-- Input for this task start --

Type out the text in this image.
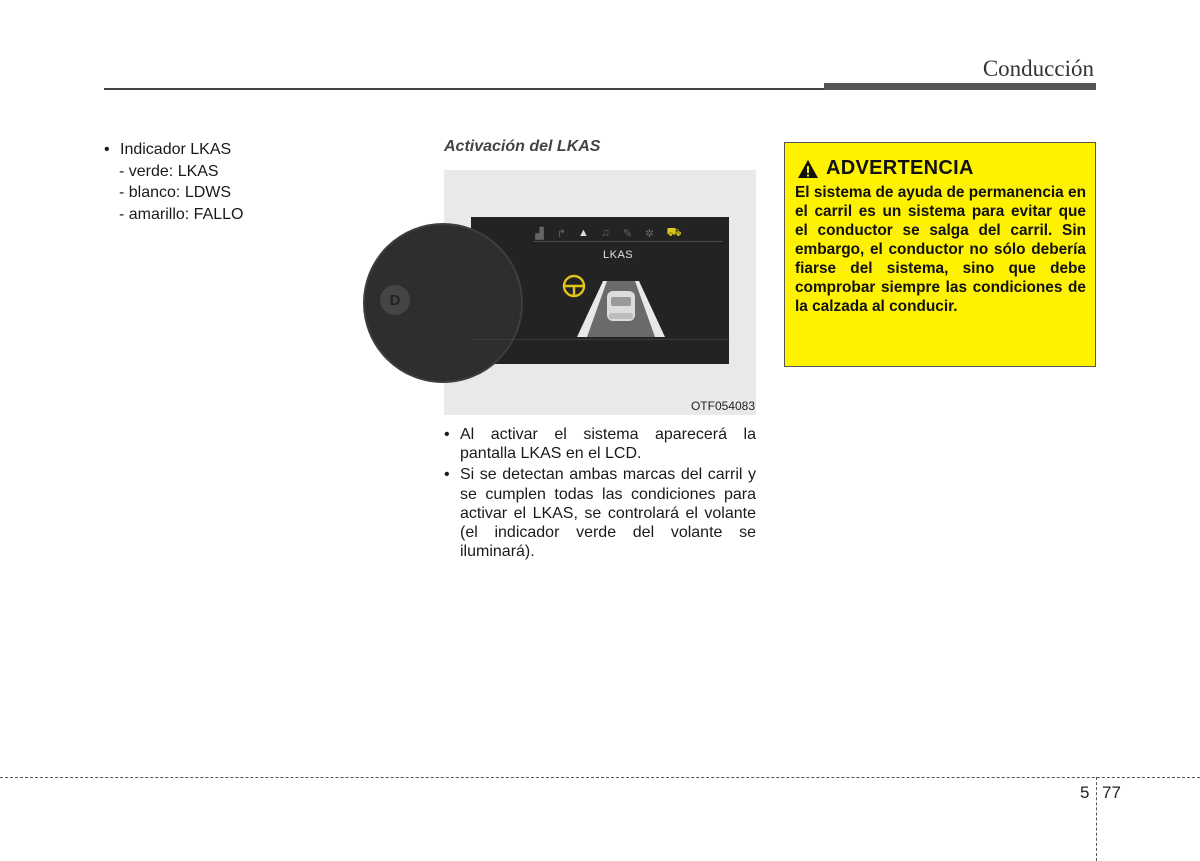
Conducción
• Indicador LKAS
- verde: LKAS
- blanco: LDWS
- amarillo: FALLO
Activación del LKAS
D
▟ ↱ ▲ ♫ ✎ ✲ ⛟
LKAS
OTF054083
• Al activar el sistema aparecerá la pantalla LKAS en el LCD.
• Si se detectan ambas marcas del carril y se cumplen todas las condiciones para activar el LKAS, se controlará el volante (el indicador verde del volante se iluminará).
ADVERTENCIA
El sistema de ayuda de permanencia en el carril es un sistema para evitar que el conductor se salga del carril. Sin embargo, el conductor no sólo debería fiarse del sistema, sino que debe comprobar siempre las condiciones de la calzada al conducir.
5 77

-- Input for this task end --

Write out each entry exactly as given, but skip the pictures.

Solution for this exercise:
Type out the text in this image.
Conducción
• Indicador LKAS
- verde: LKAS
- blanco: LDWS
- amarillo: FALLO
Activación del LKAS
D
▟ ↱ ▲ ♫ ✎ ✲ ⛟
LKAS
OTF054083
• Al activar el sistema aparecerá la pantalla LKAS en el LCD.
• Si se detectan ambas marcas del carril y se cumplen todas las condiciones para activar el LKAS, se controlará el volante (el indicador verde del volante se iluminará).
ADVERTENCIA
El sistema de ayuda de permanencia en el carril es un sistema para evitar que el conductor se salga del carril. Sin embargo, el conductor no sólo debería fiarse del sistema, sino que debe comprobar siempre las condiciones de la calzada al conducir.
5 77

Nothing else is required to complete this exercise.